* Start *

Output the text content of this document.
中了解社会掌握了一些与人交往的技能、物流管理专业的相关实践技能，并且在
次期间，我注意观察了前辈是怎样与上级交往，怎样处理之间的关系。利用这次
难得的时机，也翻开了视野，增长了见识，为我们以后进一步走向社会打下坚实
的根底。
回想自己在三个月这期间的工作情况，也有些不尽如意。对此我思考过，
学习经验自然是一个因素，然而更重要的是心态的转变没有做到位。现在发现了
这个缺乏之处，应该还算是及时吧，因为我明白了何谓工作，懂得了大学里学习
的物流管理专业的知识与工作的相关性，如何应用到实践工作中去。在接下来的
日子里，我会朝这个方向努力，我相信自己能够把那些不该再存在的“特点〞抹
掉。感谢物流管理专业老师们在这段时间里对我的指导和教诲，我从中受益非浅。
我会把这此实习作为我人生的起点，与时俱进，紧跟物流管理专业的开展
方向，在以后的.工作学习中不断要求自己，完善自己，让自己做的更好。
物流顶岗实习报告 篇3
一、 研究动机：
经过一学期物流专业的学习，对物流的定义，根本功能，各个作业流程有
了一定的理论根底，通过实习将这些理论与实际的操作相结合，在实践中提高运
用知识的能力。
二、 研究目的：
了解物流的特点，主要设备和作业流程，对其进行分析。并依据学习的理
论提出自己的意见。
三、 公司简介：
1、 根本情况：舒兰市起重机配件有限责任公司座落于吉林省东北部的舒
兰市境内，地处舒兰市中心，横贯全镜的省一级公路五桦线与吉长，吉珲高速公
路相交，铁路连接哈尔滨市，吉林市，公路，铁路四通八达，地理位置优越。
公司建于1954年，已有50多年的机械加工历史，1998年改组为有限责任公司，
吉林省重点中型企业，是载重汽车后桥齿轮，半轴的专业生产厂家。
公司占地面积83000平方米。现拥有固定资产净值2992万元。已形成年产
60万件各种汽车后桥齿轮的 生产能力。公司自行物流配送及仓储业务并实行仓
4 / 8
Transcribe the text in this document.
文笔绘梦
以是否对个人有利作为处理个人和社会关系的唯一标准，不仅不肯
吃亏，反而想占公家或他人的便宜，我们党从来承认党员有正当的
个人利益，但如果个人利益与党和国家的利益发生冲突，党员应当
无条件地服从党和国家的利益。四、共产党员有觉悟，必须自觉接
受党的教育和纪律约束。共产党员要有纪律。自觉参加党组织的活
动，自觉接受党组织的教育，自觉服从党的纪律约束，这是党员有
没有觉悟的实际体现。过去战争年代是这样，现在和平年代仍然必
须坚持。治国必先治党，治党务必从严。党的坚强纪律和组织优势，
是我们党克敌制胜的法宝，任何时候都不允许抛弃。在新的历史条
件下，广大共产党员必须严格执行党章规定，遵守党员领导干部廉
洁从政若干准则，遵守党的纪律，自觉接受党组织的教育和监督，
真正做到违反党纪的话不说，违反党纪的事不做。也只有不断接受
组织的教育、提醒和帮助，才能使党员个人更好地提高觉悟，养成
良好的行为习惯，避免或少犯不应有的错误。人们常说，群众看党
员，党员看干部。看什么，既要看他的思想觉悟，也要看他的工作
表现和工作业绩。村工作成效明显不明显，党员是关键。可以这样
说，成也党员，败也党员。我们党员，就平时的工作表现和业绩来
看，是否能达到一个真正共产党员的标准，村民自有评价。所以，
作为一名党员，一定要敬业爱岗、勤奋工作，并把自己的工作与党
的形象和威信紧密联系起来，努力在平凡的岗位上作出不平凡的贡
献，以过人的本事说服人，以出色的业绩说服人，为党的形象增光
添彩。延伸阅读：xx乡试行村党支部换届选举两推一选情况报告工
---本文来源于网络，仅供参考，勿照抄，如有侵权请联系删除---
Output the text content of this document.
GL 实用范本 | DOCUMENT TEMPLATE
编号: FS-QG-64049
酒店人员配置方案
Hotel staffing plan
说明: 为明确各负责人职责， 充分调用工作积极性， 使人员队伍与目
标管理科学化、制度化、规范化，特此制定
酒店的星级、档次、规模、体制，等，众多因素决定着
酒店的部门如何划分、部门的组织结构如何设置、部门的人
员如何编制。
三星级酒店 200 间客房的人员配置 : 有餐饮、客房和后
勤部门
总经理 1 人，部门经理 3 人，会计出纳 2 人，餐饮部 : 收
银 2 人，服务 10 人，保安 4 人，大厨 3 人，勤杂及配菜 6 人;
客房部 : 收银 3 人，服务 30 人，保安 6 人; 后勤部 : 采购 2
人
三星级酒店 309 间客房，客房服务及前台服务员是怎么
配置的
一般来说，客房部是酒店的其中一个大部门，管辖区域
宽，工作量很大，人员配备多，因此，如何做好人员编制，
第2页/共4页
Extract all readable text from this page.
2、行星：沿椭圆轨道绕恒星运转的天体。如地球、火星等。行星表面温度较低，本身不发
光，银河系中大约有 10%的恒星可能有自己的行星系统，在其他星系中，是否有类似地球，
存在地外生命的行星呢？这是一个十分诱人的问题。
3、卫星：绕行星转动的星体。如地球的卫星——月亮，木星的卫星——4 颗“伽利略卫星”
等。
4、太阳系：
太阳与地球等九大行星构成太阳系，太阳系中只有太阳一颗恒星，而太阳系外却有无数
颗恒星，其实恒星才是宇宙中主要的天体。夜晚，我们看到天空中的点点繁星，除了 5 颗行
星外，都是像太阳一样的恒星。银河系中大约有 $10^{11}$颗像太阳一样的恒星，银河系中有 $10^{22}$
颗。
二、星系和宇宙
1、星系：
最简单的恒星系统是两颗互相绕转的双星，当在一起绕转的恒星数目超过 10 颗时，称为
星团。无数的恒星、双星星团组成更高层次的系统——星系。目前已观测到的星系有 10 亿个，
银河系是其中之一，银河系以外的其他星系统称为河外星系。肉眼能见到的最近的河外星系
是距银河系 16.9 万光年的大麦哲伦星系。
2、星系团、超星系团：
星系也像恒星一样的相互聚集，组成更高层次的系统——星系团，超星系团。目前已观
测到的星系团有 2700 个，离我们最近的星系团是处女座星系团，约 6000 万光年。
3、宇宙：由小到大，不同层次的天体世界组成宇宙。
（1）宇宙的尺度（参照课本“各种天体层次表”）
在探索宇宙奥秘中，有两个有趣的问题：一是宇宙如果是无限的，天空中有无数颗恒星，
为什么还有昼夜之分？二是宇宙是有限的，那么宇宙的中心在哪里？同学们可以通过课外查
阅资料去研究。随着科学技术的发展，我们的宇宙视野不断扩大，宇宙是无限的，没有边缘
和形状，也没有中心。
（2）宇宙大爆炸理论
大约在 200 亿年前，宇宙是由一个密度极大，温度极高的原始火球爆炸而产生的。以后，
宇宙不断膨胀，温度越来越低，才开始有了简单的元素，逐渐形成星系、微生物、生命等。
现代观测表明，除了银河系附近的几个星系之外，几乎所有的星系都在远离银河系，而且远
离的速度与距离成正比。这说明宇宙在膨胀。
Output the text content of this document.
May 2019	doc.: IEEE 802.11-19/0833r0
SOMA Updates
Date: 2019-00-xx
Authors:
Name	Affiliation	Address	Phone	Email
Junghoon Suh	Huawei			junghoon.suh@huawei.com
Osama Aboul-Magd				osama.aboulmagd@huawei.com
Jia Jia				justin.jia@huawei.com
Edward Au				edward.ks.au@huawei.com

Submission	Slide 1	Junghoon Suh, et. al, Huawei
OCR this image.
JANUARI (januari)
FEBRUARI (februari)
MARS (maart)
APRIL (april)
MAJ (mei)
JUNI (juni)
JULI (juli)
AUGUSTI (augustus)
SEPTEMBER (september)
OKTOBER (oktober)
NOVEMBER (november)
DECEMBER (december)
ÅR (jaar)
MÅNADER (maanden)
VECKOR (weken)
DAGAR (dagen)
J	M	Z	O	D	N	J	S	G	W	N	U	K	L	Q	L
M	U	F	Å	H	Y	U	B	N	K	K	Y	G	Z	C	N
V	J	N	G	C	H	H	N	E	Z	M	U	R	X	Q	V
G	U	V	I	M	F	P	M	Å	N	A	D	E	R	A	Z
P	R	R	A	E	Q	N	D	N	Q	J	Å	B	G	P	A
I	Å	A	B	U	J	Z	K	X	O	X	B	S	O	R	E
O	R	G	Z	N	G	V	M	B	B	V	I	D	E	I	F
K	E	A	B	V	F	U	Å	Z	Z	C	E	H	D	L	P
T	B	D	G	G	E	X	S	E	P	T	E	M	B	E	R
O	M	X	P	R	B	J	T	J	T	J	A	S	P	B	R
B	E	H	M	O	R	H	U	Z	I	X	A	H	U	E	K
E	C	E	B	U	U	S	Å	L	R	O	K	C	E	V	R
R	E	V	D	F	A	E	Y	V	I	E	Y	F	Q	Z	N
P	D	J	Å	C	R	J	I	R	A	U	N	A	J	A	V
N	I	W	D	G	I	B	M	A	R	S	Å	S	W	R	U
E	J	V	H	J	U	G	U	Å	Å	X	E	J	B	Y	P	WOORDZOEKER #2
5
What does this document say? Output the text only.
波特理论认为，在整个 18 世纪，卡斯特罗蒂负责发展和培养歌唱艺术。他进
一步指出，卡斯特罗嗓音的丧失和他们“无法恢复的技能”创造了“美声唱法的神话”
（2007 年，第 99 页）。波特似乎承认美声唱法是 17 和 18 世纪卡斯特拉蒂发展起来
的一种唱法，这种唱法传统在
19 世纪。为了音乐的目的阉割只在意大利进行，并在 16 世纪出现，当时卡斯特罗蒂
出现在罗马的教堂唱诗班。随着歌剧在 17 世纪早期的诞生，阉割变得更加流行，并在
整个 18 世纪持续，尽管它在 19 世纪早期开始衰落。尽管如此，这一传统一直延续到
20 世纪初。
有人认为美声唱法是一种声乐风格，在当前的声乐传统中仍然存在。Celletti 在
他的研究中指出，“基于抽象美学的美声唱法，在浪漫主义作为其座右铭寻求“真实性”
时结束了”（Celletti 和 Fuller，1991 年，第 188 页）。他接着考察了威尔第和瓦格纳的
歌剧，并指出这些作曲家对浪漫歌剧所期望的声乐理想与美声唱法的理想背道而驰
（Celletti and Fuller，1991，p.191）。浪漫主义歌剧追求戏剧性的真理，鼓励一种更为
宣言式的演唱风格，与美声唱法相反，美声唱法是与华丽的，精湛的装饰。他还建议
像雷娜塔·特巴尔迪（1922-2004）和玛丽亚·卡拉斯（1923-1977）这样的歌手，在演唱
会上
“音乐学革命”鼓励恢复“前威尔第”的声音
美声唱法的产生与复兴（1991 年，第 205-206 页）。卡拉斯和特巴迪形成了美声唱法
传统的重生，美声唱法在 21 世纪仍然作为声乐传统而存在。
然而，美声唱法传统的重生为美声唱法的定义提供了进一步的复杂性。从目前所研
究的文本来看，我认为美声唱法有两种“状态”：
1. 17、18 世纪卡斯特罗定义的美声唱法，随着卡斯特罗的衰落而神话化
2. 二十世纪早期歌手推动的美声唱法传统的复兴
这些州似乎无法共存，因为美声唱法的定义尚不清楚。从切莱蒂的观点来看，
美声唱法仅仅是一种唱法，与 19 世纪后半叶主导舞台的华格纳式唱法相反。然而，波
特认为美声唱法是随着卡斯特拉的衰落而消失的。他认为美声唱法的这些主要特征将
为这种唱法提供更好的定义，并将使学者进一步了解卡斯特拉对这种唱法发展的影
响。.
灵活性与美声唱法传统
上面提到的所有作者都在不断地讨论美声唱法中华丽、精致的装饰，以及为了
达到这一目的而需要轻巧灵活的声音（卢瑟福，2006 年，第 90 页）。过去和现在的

* End *

- [TASK]
Pick each line holding the word "this" out of the data and copy it.

- [RESPONSE]
Output the text content of this document.
Transcribe the text in this document.
Output the text content of this document.
Extract all readable text from this page.
Output the text content of this document.
OCR this image.
What does this document say? Output the text only.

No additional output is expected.